▶ REQUIRED TASK
Answer with one number: how many lines have "Manor".

[Records]
= = =
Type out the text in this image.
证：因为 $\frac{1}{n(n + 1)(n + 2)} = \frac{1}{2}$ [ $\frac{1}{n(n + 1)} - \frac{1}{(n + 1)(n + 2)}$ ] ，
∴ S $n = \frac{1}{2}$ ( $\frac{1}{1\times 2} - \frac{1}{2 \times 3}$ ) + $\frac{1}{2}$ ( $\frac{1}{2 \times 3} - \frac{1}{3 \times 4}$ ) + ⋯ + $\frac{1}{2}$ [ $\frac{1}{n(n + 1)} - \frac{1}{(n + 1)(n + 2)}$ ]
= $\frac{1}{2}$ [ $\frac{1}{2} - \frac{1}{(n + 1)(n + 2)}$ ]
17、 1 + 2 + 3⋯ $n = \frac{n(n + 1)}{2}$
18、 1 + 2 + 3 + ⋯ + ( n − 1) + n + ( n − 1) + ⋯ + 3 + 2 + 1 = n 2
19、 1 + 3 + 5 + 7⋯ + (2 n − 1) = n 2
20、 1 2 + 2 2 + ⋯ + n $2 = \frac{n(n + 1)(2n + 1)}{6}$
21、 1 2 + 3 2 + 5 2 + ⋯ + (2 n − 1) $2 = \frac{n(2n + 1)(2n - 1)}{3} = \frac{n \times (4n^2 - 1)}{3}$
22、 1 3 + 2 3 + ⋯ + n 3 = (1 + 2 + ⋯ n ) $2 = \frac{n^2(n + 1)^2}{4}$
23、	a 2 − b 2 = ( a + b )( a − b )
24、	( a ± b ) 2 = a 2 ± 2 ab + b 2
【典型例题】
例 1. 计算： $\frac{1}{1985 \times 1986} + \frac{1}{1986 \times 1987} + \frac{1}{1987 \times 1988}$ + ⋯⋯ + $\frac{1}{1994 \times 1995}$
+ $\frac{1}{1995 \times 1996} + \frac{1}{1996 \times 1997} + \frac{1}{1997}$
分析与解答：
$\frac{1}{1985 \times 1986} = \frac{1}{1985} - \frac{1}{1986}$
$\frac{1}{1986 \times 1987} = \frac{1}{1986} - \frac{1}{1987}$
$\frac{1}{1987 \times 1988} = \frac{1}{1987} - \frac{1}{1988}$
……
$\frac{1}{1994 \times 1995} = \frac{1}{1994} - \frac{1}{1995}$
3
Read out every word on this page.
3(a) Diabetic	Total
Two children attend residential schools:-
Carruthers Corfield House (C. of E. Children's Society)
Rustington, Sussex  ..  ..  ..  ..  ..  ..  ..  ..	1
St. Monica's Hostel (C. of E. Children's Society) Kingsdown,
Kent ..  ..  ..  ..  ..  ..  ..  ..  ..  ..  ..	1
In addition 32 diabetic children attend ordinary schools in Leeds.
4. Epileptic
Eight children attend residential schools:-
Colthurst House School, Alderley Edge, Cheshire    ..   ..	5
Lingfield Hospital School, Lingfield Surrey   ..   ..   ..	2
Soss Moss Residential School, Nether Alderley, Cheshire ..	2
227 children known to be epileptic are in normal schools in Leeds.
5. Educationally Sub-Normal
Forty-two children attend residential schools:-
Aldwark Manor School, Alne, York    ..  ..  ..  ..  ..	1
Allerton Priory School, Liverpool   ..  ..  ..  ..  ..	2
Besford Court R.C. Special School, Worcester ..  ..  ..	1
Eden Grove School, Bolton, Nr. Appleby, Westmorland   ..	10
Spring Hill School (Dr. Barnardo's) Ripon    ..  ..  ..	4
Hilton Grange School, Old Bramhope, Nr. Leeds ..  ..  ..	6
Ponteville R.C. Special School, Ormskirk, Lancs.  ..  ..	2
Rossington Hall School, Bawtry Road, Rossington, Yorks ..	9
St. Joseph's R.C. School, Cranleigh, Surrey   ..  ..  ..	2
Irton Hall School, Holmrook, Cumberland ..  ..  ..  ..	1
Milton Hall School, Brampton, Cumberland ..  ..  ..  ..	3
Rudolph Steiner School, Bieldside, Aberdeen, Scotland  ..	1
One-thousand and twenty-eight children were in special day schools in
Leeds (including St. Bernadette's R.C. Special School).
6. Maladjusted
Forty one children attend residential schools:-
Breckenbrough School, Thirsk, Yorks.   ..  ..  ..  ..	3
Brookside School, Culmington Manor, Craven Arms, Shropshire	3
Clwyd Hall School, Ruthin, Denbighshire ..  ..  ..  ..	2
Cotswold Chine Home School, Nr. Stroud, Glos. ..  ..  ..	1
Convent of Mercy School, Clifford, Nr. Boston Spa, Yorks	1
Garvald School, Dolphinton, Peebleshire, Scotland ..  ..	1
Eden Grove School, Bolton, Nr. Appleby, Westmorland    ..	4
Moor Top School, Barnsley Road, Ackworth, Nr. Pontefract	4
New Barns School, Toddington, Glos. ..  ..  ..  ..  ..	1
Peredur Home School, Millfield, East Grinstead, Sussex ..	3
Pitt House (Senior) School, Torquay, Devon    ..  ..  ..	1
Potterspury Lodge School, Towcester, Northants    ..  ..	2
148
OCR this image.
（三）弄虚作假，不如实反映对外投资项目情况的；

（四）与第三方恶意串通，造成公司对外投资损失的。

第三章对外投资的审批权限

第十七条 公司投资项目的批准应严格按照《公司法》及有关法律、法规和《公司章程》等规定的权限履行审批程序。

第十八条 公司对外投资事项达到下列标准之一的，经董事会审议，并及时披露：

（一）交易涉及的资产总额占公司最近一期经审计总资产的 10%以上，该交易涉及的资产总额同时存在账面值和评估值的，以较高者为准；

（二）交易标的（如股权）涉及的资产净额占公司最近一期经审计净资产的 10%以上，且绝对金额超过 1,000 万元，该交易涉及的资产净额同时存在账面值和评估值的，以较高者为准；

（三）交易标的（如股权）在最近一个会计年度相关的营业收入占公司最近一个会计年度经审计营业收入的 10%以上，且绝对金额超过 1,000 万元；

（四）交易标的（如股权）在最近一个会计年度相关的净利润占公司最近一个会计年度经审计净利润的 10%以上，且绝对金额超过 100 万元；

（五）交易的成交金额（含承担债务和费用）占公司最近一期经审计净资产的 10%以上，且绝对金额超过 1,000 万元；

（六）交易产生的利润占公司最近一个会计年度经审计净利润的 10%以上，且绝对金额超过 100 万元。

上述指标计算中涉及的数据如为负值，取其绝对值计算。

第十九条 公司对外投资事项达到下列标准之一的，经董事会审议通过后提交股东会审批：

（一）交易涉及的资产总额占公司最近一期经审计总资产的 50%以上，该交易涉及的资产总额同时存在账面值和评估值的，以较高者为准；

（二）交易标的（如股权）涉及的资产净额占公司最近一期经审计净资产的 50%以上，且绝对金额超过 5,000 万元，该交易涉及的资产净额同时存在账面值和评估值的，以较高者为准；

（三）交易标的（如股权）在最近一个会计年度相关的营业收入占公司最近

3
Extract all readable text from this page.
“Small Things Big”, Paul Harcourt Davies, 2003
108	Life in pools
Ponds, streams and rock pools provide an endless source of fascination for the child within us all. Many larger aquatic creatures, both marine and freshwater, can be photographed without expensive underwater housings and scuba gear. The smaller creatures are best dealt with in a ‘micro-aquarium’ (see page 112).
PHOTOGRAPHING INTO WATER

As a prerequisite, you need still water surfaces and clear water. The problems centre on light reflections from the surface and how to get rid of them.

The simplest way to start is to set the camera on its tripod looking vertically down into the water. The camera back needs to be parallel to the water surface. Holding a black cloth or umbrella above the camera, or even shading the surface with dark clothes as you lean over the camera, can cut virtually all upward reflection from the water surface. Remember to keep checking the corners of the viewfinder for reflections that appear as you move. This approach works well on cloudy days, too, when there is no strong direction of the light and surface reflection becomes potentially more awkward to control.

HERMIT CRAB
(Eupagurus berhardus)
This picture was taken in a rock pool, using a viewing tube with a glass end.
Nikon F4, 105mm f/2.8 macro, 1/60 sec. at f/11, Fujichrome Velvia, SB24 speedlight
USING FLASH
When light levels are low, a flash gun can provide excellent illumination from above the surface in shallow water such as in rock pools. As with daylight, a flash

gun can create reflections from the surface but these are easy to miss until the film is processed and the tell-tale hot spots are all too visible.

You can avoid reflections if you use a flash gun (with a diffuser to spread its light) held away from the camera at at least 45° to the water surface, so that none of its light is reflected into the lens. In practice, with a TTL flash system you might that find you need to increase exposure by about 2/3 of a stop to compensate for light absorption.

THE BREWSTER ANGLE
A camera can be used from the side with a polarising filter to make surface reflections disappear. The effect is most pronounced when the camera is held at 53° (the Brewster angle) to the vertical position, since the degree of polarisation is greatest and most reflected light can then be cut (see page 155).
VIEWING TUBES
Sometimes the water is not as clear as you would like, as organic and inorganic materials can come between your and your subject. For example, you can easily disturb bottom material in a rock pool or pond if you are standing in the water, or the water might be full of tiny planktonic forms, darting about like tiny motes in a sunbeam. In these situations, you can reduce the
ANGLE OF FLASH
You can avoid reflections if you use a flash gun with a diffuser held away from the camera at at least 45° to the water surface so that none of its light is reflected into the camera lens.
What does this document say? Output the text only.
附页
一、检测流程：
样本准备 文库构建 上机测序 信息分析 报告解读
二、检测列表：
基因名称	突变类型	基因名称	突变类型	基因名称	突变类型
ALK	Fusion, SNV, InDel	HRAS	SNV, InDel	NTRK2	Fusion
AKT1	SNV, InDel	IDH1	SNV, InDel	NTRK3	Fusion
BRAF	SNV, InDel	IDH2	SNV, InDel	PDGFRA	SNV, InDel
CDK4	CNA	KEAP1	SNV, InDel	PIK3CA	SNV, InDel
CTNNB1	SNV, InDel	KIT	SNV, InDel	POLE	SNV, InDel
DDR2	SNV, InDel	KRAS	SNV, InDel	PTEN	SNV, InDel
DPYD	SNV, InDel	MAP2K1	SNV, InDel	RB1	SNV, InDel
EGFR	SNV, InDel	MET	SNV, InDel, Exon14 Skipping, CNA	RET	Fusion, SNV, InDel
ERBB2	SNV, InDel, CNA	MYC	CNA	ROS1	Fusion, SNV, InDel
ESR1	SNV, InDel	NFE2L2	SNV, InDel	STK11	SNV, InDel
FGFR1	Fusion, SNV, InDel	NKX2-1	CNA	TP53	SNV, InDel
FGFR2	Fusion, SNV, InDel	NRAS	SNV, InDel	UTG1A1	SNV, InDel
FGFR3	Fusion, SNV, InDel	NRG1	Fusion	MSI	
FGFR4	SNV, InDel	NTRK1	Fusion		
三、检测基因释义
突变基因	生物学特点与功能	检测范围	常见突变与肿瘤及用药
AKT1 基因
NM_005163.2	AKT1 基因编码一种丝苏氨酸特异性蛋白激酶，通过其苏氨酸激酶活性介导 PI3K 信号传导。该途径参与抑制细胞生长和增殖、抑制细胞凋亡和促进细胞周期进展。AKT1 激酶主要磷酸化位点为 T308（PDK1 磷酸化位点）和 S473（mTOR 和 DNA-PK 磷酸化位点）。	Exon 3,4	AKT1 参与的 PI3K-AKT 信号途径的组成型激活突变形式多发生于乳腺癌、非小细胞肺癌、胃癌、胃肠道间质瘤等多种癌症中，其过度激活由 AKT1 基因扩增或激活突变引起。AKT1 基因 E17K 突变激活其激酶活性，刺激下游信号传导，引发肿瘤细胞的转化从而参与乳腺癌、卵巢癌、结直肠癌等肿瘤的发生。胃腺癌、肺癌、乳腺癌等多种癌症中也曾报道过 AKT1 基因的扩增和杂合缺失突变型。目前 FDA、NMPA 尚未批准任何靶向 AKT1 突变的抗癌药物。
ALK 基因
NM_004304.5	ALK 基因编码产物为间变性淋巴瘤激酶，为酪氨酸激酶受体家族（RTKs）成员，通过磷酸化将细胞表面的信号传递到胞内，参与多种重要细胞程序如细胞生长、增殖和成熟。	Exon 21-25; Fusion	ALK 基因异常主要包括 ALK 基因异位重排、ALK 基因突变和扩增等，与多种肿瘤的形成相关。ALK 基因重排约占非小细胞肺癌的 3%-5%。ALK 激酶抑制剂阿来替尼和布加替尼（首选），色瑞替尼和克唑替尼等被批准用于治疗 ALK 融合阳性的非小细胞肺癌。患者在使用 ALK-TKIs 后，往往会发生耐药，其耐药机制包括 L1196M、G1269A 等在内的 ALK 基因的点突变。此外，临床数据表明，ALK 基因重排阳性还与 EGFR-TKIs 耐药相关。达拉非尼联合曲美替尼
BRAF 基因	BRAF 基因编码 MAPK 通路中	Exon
= = =
▶ EXERCISE RESULT
2